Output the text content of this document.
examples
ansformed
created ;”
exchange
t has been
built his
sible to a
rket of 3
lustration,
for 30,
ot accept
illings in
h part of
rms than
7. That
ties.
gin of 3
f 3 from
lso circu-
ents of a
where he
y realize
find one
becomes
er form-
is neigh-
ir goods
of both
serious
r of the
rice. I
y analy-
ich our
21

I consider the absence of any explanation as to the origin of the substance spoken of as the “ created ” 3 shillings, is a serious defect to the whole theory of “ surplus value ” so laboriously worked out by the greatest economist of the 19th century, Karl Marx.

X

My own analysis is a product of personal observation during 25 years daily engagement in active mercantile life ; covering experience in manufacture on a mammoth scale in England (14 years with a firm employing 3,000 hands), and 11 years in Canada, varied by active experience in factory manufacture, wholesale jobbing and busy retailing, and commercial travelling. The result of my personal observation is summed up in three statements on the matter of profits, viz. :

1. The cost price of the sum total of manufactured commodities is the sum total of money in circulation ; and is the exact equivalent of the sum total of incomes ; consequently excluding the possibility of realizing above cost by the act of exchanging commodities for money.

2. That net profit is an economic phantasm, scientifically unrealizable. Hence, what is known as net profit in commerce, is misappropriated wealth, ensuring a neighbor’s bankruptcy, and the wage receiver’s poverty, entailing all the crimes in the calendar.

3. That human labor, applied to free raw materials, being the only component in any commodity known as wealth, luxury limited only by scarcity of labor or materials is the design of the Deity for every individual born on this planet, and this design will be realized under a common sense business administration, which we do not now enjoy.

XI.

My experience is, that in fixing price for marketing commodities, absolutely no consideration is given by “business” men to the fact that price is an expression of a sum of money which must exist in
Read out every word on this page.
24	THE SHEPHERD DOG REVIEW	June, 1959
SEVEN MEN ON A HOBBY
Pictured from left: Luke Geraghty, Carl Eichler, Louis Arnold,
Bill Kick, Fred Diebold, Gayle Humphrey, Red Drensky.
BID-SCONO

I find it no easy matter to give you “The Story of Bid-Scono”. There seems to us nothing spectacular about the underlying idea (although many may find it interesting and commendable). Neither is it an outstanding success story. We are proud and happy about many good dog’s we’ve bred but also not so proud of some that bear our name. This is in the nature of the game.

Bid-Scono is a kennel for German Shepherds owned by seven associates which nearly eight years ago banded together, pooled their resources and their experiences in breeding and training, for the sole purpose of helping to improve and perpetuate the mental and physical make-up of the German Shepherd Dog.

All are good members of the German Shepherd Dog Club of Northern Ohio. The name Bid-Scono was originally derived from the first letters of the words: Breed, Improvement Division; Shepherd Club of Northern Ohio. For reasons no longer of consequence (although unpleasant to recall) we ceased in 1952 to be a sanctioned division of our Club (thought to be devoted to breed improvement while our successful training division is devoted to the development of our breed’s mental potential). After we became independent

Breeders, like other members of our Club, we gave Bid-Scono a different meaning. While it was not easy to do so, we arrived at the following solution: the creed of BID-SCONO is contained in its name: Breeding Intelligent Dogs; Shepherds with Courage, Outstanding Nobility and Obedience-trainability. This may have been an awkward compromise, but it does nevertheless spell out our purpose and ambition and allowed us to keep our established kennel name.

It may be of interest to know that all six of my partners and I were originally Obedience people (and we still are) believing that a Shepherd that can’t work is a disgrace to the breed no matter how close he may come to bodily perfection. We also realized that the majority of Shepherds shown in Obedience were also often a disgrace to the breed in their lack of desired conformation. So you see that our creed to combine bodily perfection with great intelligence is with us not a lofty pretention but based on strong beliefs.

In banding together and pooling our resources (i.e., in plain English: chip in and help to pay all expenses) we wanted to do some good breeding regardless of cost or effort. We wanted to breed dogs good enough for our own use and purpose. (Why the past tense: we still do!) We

-- EXERCISE DIRECTIONS --
Write out every line of the records exactly.

-- OUTPUT FOR THIS TASK --
Output the text content of this document.
examples
ansformed
created ;”
exchange
t has been
built his
sible to a
rket of 3
lustration,
for 30,
ot accept
illings in
h part of
rms than
7. That
ties.
gin of 3
f 3 from
lso circu-
ents of a
where he
y realize
find one
becomes
er form-
is neigh-
ir goods
of both
serious
r of the
rice. I
y analy-
ich our
21

I consider the absence of any explanation as to the origin of the substance spoken of as the “ created ” 3 shillings, is a serious defect to the whole theory of “ surplus value ” so laboriously worked out by the greatest economist of the 19th century, Karl Marx.

X

My own analysis is a product of personal observation during 25 years daily engagement in active mercantile life ; covering experience in manufacture on a mammoth scale in England (14 years with a firm employing 3,000 hands), and 11 years in Canada, varied by active experience in factory manufacture, wholesale jobbing and busy retailing, and commercial travelling. The result of my personal observation is summed up in three statements on the matter of profits, viz. :

1. The cost price of the sum total of manufactured commodities is the sum total of money in circulation ; and is the exact equivalent of the sum total of incomes ; consequently excluding the possibility of realizing above cost by the act of exchanging commodities for money.

2. That net profit is an economic phantasm, scientifically unrealizable. Hence, what is known as net profit in commerce, is misappropriated wealth, ensuring a neighbor’s bankruptcy, and the wage receiver’s poverty, entailing all the crimes in the calendar.

3. That human labor, applied to free raw materials, being the only component in any commodity known as wealth, luxury limited only by scarcity of labor or materials is the design of the Deity for every individual born on this planet, and this design will be realized under a common sense business administration, which we do not now enjoy.

XI.

My experience is, that in fixing price for marketing commodities, absolutely no consideration is given by “business” men to the fact that price is an expression of a sum of money which must exist in
Read out every word on this page.
24	THE SHEPHERD DOG REVIEW	June, 1959
SEVEN MEN ON A HOBBY
Pictured from left: Luke Geraghty, Carl Eichler, Louis Arnold,
Bill Kick, Fred Diebold, Gayle Humphrey, Red Drensky.
BID-SCONO

I find it no easy matter to give you “The Story of Bid-Scono”. There seems to us nothing spectacular about the underlying idea (although many may find it interesting and commendable). Neither is it an outstanding success story. We are proud and happy about many good dog’s we’ve bred but also not so proud of some that bear our name. This is in the nature of the game.

Bid-Scono is a kennel for German Shepherds owned by seven associates which nearly eight years ago banded together, pooled their resources and their experiences in breeding and training, for the sole purpose of helping to improve and perpetuate the mental and physical make-up of the German Shepherd Dog.

All are good members of the German Shepherd Dog Club of Northern Ohio. The name Bid-Scono was originally derived from the first letters of the words: Breed, Improvement Division; Shepherd Club of Northern Ohio. For reasons no longer of consequence (although unpleasant to recall) we ceased in 1952 to be a sanctioned division of our Club (thought to be devoted to breed improvement while our successful training division is devoted to the development of our breed’s mental potential). After we became independent

Breeders, like other members of our Club, we gave Bid-Scono a different meaning. While it was not easy to do so, we arrived at the following solution: the creed of BID-SCONO is contained in its name: Breeding Intelligent Dogs; Shepherds with Courage, Outstanding Nobility and Obedience-trainability. This may have been an awkward compromise, but it does nevertheless spell out our purpose and ambition and allowed us to keep our established kennel name.

It may be of interest to know that all six of my partners and I were originally Obedience people (and we still are) believing that a Shepherd that can’t work is a disgrace to the breed no matter how close he may come to bodily perfection. We also realized that the majority of Shepherds shown in Obedience were also often a disgrace to the breed in their lack of desired conformation. So you see that our creed to combine bodily perfection with great intelligence is with us not a lofty pretention but based on strong beliefs.

In banding together and pooling our resources (i.e., in plain English: chip in and help to pay all expenses) we wanted to do some good breeding regardless of cost or effort. We wanted to breed dogs good enough for our own use and purpose. (Why the past tense: we still do!) We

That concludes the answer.